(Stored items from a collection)
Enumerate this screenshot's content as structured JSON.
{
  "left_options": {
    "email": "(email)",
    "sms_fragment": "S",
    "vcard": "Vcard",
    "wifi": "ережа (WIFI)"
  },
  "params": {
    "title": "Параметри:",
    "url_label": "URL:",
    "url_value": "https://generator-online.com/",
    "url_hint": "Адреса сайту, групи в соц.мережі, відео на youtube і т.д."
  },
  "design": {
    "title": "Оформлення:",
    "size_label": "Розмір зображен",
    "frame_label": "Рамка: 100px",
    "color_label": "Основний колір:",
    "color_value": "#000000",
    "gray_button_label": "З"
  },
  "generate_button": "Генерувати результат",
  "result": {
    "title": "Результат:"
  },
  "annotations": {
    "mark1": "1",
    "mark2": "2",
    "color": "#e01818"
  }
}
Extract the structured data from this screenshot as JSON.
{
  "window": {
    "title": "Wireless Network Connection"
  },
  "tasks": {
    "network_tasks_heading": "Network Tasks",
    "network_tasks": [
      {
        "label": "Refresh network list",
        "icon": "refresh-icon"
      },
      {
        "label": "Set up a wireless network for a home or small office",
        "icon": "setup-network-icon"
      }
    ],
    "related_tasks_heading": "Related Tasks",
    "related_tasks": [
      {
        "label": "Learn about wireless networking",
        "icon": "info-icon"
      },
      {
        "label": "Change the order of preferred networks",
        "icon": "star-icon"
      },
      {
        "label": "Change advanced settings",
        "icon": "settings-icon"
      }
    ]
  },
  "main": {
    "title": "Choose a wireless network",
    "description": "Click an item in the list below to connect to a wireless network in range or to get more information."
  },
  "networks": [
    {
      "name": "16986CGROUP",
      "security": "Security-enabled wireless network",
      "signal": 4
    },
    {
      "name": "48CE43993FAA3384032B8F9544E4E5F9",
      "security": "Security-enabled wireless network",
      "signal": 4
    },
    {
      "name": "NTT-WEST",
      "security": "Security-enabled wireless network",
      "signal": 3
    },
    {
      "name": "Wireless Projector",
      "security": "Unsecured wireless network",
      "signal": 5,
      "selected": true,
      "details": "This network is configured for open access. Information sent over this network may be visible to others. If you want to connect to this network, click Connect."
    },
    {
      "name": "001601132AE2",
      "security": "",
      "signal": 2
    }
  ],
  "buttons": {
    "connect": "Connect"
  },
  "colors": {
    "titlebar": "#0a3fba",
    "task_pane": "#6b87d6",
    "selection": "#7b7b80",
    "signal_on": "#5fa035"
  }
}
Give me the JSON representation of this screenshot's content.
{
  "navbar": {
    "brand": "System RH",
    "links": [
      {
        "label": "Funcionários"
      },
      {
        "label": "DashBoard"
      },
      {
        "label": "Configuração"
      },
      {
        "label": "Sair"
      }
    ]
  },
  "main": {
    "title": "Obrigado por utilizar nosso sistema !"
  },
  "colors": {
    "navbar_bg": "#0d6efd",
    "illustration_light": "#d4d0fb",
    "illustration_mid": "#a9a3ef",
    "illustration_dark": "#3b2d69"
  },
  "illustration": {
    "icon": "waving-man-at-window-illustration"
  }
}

▸ **TASK DESCRIPTION**
Please reproduce each record precisely as written.

▸ **EXERCISE RESULT**
Enumerate this screenshot's content as structured JSON.
{
  "left_options": {
    "email": "(email)",
    "sms_fragment": "S",
    "vcard": "Vcard",
    "wifi": "ережа (WIFI)"
  },
  "params": {
    "title": "Параметри:",
    "url_label": "URL:",
    "url_value": "https://generator-online.com/",
    "url_hint": "Адреса сайту, групи в соц.мережі, відео на youtube і т.д."
  },
  "design": {
    "title": "Оформлення:",
    "size_label": "Розмір зображен",
    "frame_label": "Рамка: 100px",
    "color_label": "Основний колір:",
    "color_value": "#000000",
    "gray_button_label": "З"
  },
  "generate_button": "Генерувати результат",
  "result": {
    "title": "Результат:"
  },
  "annotations": {
    "mark1": "1",
    "mark2": "2",
    "color": "#e01818"
  }
}
Extract the structured data from this screenshot as JSON.
{
  "window": {
    "title": "Wireless Network Connection"
  },
  "tasks": {
    "network_tasks_heading": "Network Tasks",
    "network_tasks": [
      {
        "label": "Refresh network list",
        "icon": "refresh-icon"
      },
      {
        "label": "Set up a wireless network for a home or small office",
        "icon": "setup-network-icon"
      }
    ],
    "related_tasks_heading": "Related Tasks",
    "related_tasks": [
      {
        "label": "Learn about wireless networking",
        "icon": "info-icon"
      },
      {
        "label": "Change the order of preferred networks",
        "icon": "star-icon"
      },
      {
        "label": "Change advanced settings",
        "icon": "settings-icon"
      }
    ]
  },
  "main": {
    "title": "Choose a wireless network",
    "description": "Click an item in the list below to connect to a wireless network in range or to get more information."
  },
  "networks": [
    {
      "name": "16986CGROUP",
      "security": "Security-enabled wireless network",
      "signal": 4
    },
    {
      "name": "48CE43993FAA3384032B8F9544E4E5F9",
      "security": "Security-enabled wireless network",
      "signal": 4
    },
    {
      "name": "NTT-WEST",
      "security": "Security-enabled wireless network",
      "signal": 3
    },
    {
      "name": "Wireless Projector",
      "security": "Unsecured wireless network",
      "signal": 5,
      "selected": true,
      "details": "This network is configured for open access. Information sent over this network may be visible to others. If you want to connect to this network, click Connect."
    },
    {
      "name": "001601132AE2",
      "security": "",
      "signal": 2
    }
  ],
  "buttons": {
    "connect": "Connect"
  },
  "colors": {
    "titlebar": "#0a3fba",
    "task_pane": "#6b87d6",
    "selection": "#7b7b80",
    "signal_on": "#5fa035"
  }
}
Give me the JSON representation of this screenshot's content.
{
  "navbar": {
    "brand": "System RH",
    "links": [
      {
        "label": "Funcionários"
      },
      {
        "label": "DashBoard"
      },
      {
        "label": "Configuração"
      },
      {
        "label": "Sair"
      }
    ]
  },
  "main": {
    "title": "Obrigado por utilizar nosso sistema !"
  },
  "colors": {
    "navbar_bg": "#0d6efd",
    "illustration_light": "#d4d0fb",
    "illustration_mid": "#a9a3ef",
    "illustration_dark": "#3b2d69"
  },
  "illustration": {
    "icon": "waving-man-at-window-illustration"
  }
}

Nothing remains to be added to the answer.